▶ [TASK STATEMENT]
Without the pictures, write out all the lines below exactly as they appear.

▶ [MATERIAL FOR THIS EXERCISE]
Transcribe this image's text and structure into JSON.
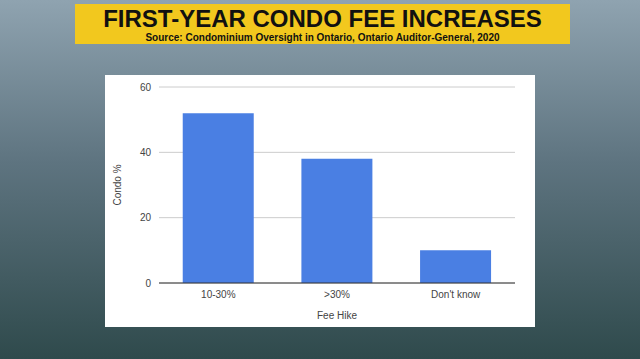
{
  "chart_data": {
    "type": "bar",
    "title": "FIRST-YEAR CONDO FEE INCREASES",
    "subtitle": "Source: Condominium Oversight in Ontario, Ontario Auditor-General, 2020",
    "x_label": "Fee Hike",
    "y_label": "Condo %",
    "categories": [
      "10-30%",
      ">30%",
      "Don't know"
    ],
    "values": [
      52,
      38,
      10
    ],
    "color": "#4a7fe3",
    "ylim": [
      0,
      60
    ],
    "yticks": [
      0,
      20,
      40,
      60
    ],
    "grid": true
  }
}
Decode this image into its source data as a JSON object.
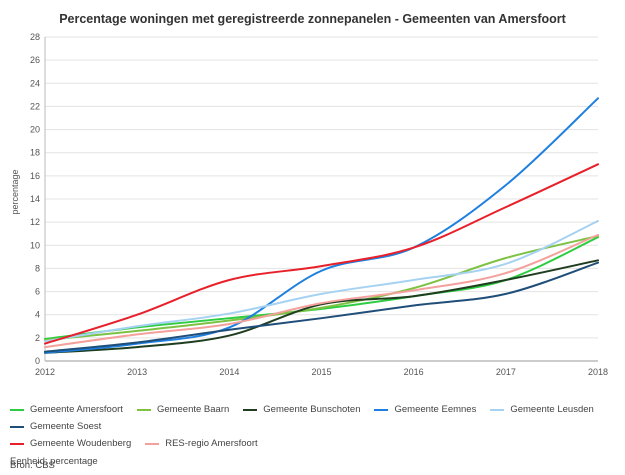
{
  "chart_data": {
    "type": "line",
    "title": "Percentage woningen met geregistreerde zonnepanelen - Gemeenten van Amersfoort",
    "ylabel": "percentage",
    "xlabel": "",
    "ylim": [
      0,
      28
    ],
    "yticks": [
      0,
      2,
      4,
      6,
      8,
      10,
      12,
      14,
      16,
      18,
      20,
      22,
      24,
      26,
      28
    ],
    "x": [
      "2012",
      "2013",
      "2014",
      "2015",
      "2016",
      "2017",
      "2018"
    ],
    "grid": "horizontal",
    "legend_position": "bottom",
    "series": [
      {
        "name": "Gemeente Amersfoort",
        "color": "#2ecc40",
        "values": [
          1.9,
          2.9,
          3.7,
          4.5,
          5.6,
          7.0,
          10.7
        ]
      },
      {
        "name": "Gemeente Baarn",
        "color": "#7dc243",
        "values": [
          1.8,
          2.6,
          3.5,
          4.6,
          6.3,
          8.9,
          10.8
        ]
      },
      {
        "name": "Gemeente Bunschoten",
        "color": "#1f3d1f",
        "values": [
          0.7,
          1.2,
          2.2,
          4.9,
          5.6,
          7.0,
          8.7
        ]
      },
      {
        "name": "Gemeente Eemnes",
        "color": "#1e7fe0",
        "values": [
          0.7,
          1.5,
          2.9,
          7.8,
          9.8,
          15.2,
          22.7
        ]
      },
      {
        "name": "Gemeente Leusden",
        "color": "#a6d2f2",
        "values": [
          1.7,
          3.0,
          4.1,
          5.8,
          7.0,
          8.4,
          12.1
        ]
      },
      {
        "name": "Gemeente Soest",
        "color": "#1f4e79",
        "values": [
          0.8,
          1.6,
          2.7,
          3.7,
          4.8,
          5.8,
          8.5
        ]
      },
      {
        "name": "Gemeente Woudenberg",
        "color": "#e8202a",
        "values": [
          1.5,
          4.0,
          7.0,
          8.2,
          9.8,
          13.3,
          17.0
        ]
      },
      {
        "name": "RES-regio Amersfoort",
        "color": "#f4a09c",
        "values": [
          1.2,
          2.3,
          3.2,
          5.0,
          6.1,
          7.6,
          10.9
        ]
      }
    ]
  },
  "legend_rows": [
    [
      0,
      1,
      2,
      3,
      4,
      5
    ],
    [
      6,
      7
    ]
  ],
  "unit_note": "Eenheid: percentage",
  "source": "Bron: CBS"
}
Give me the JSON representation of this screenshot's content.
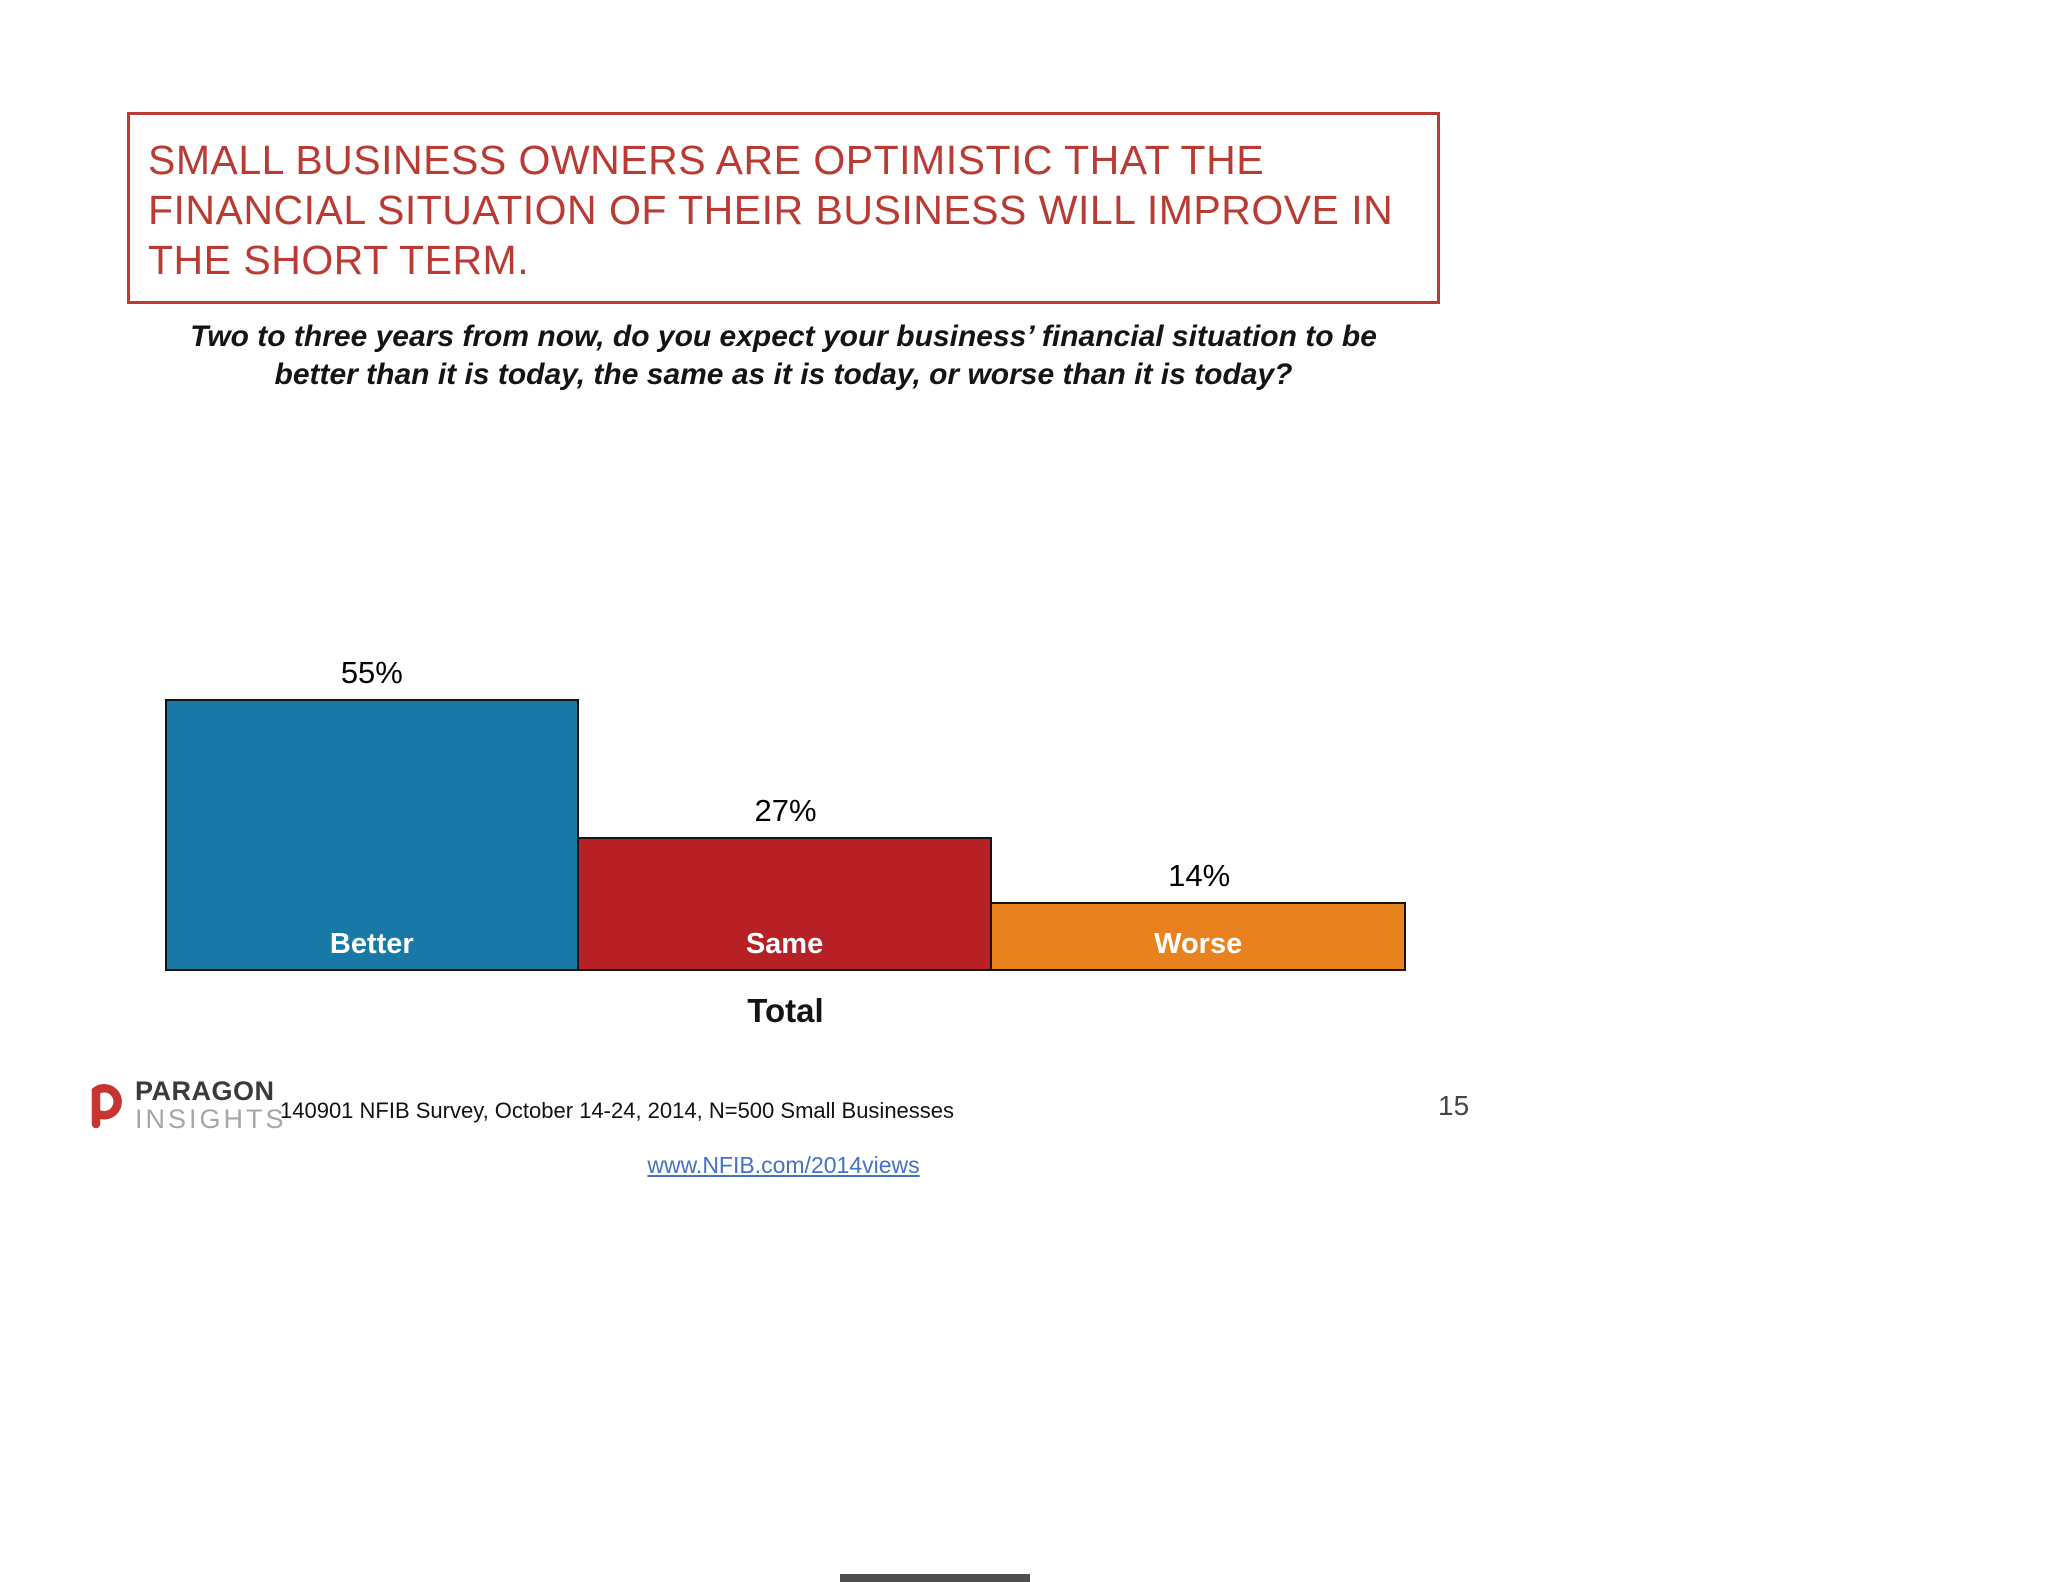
{
  "slide": {
    "title": {
      "full": "SMALL BUSINESS OWNERS ARE OPTIMISTIC THAT THE FINANCIAL SITUATION OF THEIR BUSINESS WILL IMPROVE IN THE SHORT TERM.",
      "lines": [
        "SMALL BUSINESS OWNERS ARE OPTIMISTIC THAT THE",
        "FINANCIAL SITUATION OF THEIR BUSINESS WILL IMPROVE IN",
        "THE SHORT TERM."
      ],
      "color": "#B93B33"
    },
    "subtitle": {
      "full": "Two to three years from now, do you expect your business’ financial situation to be better than it is today, the same as it is today, or worse than it is today?",
      "lines": [
        "Two to three years from now, do you expect your business’ financial situation to be",
        "better than it is today, the same as it is today, or worse than it is today?"
      ]
    },
    "footer": {
      "logo": {
        "icon": "paragon-p-icon",
        "name_top": "PARAGON",
        "name_bottom": "INSIGHTS",
        "accent_color": "#C63531"
      },
      "note": "140901 NFIB Survey, October 14-24, 2014, N=500 Small Businesses",
      "page_number": "15",
      "link": "www.NFIB.com/2014views",
      "link_color": "#4472C4"
    }
  },
  "chart_data": {
    "type": "bar",
    "categories": [
      "Better",
      "Same",
      "Worse"
    ],
    "values": [
      55,
      27,
      14
    ],
    "value_labels": [
      "55%",
      "27%",
      "14%"
    ],
    "colors": [
      "#1879A6",
      "#B72025",
      "#E8821E"
    ],
    "title": "",
    "xlabel": "Total",
    "ylabel": "",
    "ylim": [
      0,
      60
    ],
    "grid": false,
    "legend": "none",
    "bar_label_position": "inside-bottom",
    "value_label_position": "above"
  }
}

▶ [RESULT OF THE TASK]
Transcribe this image's text and structure into JSON.
{
  "chart_data": {
    "type": "bar",
    "title": "FIRST-YEAR CONDO FEE INCREASES",
    "subtitle": "Source: Condominium Oversight in Ontario, Ontario Auditor-General, 2020",
    "x_label": "Fee Hike",
    "y_label": "Condo %",
    "categories": [
      "10-30%",
      ">30%",
      "Don't know"
    ],
    "values": [
      52,
      38,
      10
    ],
    "color": "#4a7fe3",
    "ylim": [
      0,
      60
    ],
    "yticks": [
      0,
      20,
      40,
      60
    ],
    "grid": true
  }
}
Decode this image into its source data as a JSON object.
{
  "chart_data": {
    "type": "line",
    "title": "Percentage woningen met geregistreerde zonnepanelen - Gemeenten van Amersfoort",
    "ylabel": "percentage",
    "xlabel": "",
    "ylim": [
      0,
      28
    ],
    "yticks": [
      0,
      2,
      4,
      6,
      8,
      10,
      12,
      14,
      16,
      18,
      20,
      22,
      24,
      26,
      28
    ],
    "x": [
      "2012",
      "2013",
      "2014",
      "2015",
      "2016",
      "2017",
      "2018"
    ],
    "grid": "horizontal",
    "legend_position": "bottom",
    "series": [
      {
        "name": "Gemeente Amersfoort",
        "color": "#2ecc40",
        "values": [
          1.9,
          2.9,
          3.7,
          4.5,
          5.6,
          7.0,
          10.7
        ]
      },
      {
        "name": "Gemeente Baarn",
        "color": "#7dc243",
        "values": [
          1.8,
          2.6,
          3.5,
          4.6,
          6.3,
          8.9,
          10.8
        ]
      },
      {
        "name": "Gemeente Bunschoten",
        "color": "#1f3d1f",
        "values": [
          0.7,
          1.2,
          2.2,
          4.9,
          5.6,
          7.0,
          8.7
        ]
      },
      {
        "name": "Gemeente Eemnes",
        "color": "#1e7fe0",
        "values": [
          0.7,
          1.5,
          2.9,
          7.8,
          9.8,
          15.2,
          22.7
        ]
      },
      {
        "name": "Gemeente Leusden",
        "color": "#a6d2f2",
        "values": [
          1.7,
          3.0,
          4.1,
          5.8,
          7.0,
          8.4,
          12.1
        ]
      },
      {
        "name": "Gemeente Soest",
        "color": "#1f4e79",
        "values": [
          0.8,
          1.6,
          2.7,
          3.7,
          4.8,
          5.8,
          8.5
        ]
      },
      {
        "name": "Gemeente Woudenberg",
        "color": "#e8202a",
        "values": [
          1.5,
          4.0,
          7.0,
          8.2,
          9.8,
          13.3,
          17.0
        ]
      },
      {
        "name": "RES-regio Amersfoort",
        "color": "#f4a09c",
        "values": [
          1.2,
          2.3,
          3.2,
          5.0,
          6.1,
          7.6,
          10.9
        ]
      }
    ]
  },
  "legend_rows": [
    [
      0,
      1,
      2,
      3,
      4,
      5
    ],
    [
      6,
      7
    ]
  ],
  "unit_note": "Eenheid: percentage",
  "source": "Bron: CBS"
}
Give me the JSON representation of this screenshot's content.
{
  "slide": {
    "title": {
      "full": "SMALL BUSINESS OWNERS ARE OPTIMISTIC THAT THE FINANCIAL SITUATION OF THEIR BUSINESS WILL IMPROVE IN THE SHORT TERM.",
      "lines": [
        "SMALL BUSINESS OWNERS ARE OPTIMISTIC THAT THE",
        "FINANCIAL SITUATION OF THEIR BUSINESS WILL IMPROVE IN",
        "THE SHORT TERM."
      ],
      "color": "#B93B33"
    },
    "subtitle": {
      "full": "Two to three years from now, do you expect your business’ financial situation to be better than it is today, the same as it is today, or worse than it is today?",
      "lines": [
        "Two to three years from now, do you expect your business’ financial situation to be",
        "better than it is today, the same as it is today, or worse than it is today?"
      ]
    },
    "footer": {
      "logo": {
        "icon": "paragon-p-icon",
        "name_top": "PARAGON",
        "name_bottom": "INSIGHTS",
        "accent_color": "#C63531"
      },
      "note": "140901 NFIB Survey, October 14-24, 2014, N=500 Small Businesses",
      "page_number": "15",
      "link": "www.NFIB.com/2014views",
      "link_color": "#4472C4"
    }
  },
  "chart_data": {
    "type": "bar",
    "categories": [
      "Better",
      "Same",
      "Worse"
    ],
    "values": [
      55,
      27,
      14
    ],
    "value_labels": [
      "55%",
      "27%",
      "14%"
    ],
    "colors": [
      "#1879A6",
      "#B72025",
      "#E8821E"
    ],
    "title": "",
    "xlabel": "Total",
    "ylabel": "",
    "ylim": [
      0,
      60
    ],
    "grid": false,
    "legend": "none",
    "bar_label_position": "inside-bottom",
    "value_label_position": "above"
  }
}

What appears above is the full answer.